-- Data rows --
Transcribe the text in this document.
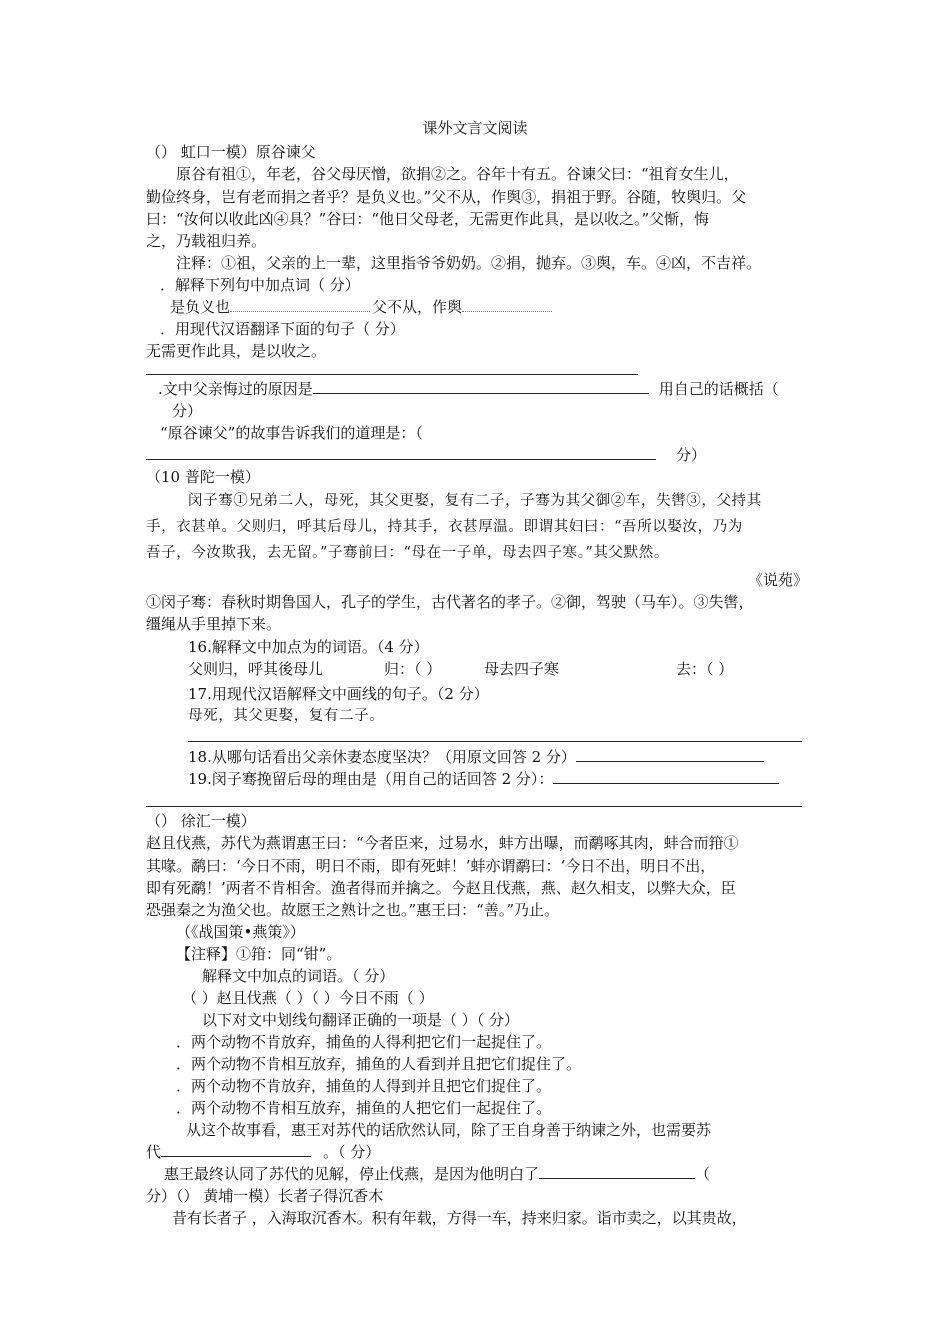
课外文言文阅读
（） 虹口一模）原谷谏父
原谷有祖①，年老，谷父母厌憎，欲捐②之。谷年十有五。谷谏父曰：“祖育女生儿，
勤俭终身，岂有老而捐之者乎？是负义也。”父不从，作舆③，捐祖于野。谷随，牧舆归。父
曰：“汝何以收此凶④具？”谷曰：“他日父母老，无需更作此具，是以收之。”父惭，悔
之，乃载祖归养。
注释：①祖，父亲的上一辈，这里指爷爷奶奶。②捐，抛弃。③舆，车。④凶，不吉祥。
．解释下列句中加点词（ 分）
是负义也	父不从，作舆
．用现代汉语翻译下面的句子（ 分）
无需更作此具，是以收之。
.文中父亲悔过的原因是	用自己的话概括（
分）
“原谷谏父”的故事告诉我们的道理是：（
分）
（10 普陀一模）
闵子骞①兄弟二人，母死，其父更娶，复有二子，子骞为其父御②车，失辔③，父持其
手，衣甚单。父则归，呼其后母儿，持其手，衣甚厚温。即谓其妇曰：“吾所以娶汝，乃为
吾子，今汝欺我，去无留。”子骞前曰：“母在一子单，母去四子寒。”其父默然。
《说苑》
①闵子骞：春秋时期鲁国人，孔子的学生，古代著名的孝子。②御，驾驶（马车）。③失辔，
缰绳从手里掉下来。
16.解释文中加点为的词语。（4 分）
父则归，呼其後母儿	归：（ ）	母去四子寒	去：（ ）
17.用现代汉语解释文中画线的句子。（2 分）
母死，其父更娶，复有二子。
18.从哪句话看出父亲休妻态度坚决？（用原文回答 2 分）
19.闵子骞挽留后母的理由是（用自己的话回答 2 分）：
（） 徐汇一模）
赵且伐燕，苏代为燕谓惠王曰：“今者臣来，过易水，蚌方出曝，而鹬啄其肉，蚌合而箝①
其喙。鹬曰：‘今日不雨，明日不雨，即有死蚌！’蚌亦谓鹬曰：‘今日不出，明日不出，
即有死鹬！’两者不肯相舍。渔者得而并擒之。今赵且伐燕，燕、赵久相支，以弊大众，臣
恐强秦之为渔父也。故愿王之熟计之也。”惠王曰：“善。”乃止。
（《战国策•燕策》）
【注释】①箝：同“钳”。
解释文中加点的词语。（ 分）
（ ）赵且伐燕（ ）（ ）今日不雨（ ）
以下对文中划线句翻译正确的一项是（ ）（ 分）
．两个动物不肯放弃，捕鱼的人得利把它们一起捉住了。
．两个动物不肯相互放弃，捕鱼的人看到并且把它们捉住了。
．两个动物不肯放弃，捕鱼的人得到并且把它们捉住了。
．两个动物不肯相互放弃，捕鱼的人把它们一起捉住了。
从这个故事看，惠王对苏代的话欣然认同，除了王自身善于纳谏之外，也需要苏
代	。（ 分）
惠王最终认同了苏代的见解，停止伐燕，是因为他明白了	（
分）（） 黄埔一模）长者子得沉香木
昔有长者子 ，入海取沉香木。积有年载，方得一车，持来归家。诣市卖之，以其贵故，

-- Written task --
Find the lines above that include the string "两个动物不肯相互放弃" and copy them.

-- The reply --
．两个动物不肯相互放弃，捕鱼的人看到并且把它们捉住了。
．两个动物不肯相互放弃，捕鱼的人把它们一起捉住了。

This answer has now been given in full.